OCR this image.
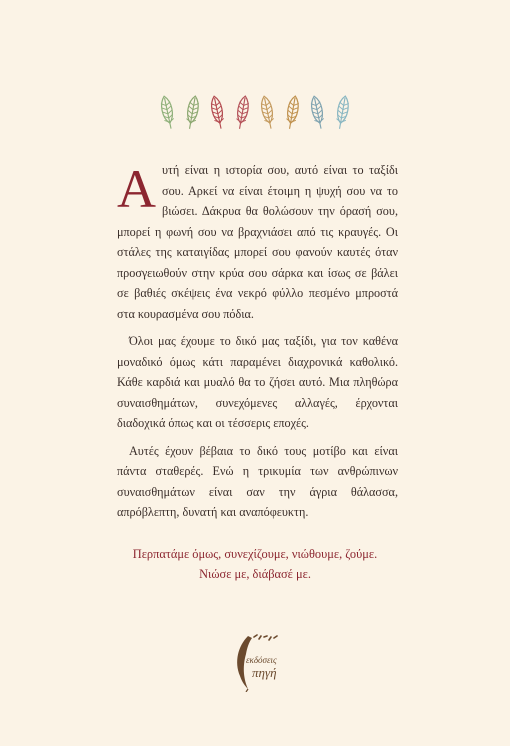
Αυτή είναι η ιστορία σου, αυτό είναι το ταξίδι σου. Αρκεί να είναι έτοιμη η ψυχή σου να το βιώσει. Δάκρυα θα θολώσουν την όρασή σου, μπορεί η φωνή σου να βραχνιάσει από τις κραυγές. Οι στάλες της καταιγίδας μπορεί σου φανούν καυτές όταν προσγειωθούν στην κρύα σου σάρκα και ίσως σε βάλει σε βαθιές σκέψεις ένα νεκρό φύλλο πεσμένο μπροστά στα κουρασμένα σου πόδια.

Όλοι μας έχουμε το δικό μας ταξίδι, για τον καθένα μοναδικό όμως κάτι παραμένει διαχρονικά καθολικό. Κάθε καρδιά και μυαλό θα το ζήσει αυτό. Μια πληθώρα συναισθημάτων, συνεχόμενες αλλαγές, έρχονται διαδοχικά όπως και οι τέσσερις εποχές.

Αυτές έχουν βέβαια το δικό τους μοτίβο και είναι πάντα σταθερές. Ενώ η τρικυμία των ανθρώπινων συναισθημάτων είναι σαν την άγρια θάλασσα, απρόβλεπτη, δυνατή και αναπόφευκτη.

Περπατάμε όμως, συνεχίζουμε, νιώθουμε, ζούμε.
Νιώσε με, διάβασέ με.
εκδόσεις
πηγή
####
Task =
Output the material word for word, omitting its pictures.

Written solution =
OCR this image.
Αυτή είναι η ιστορία σου, αυτό είναι το ταξίδι σου. Αρκεί να είναι έτοιμη η ψυχή σου να το βιώσει. Δάκρυα θα θολώσουν την όρασή σου, μπορεί η φωνή σου να βραχνιάσει από τις κραυγές. Οι στάλες της καταιγίδας μπορεί σου φανούν καυτές όταν προσγειωθούν στην κρύα σου σάρκα και ίσως σε βάλει σε βαθιές σκέψεις ένα νεκρό φύλλο πεσμένο μπροστά στα κουρασμένα σου πόδια.

Όλοι μας έχουμε το δικό μας ταξίδι, για τον καθένα μοναδικό όμως κάτι παραμένει διαχρονικά καθολικό. Κάθε καρδιά και μυαλό θα το ζήσει αυτό. Μια πληθώρα συναισθημάτων, συνεχόμενες αλλαγές, έρχονται διαδοχικά όπως και οι τέσσερις εποχές.

Αυτές έχουν βέβαια το δικό τους μοτίβο και είναι πάντα σταθερές. Ενώ η τρικυμία των ανθρώπινων συναισθημάτων είναι σαν την άγρια θάλασσα, απρόβλεπτη, δυνατή και αναπόφευκτη.

Περπατάμε όμως, συνεχίζουμε, νιώθουμε, ζούμε.
Νιώσε με, διάβασέ με.
εκδόσεις
πηγή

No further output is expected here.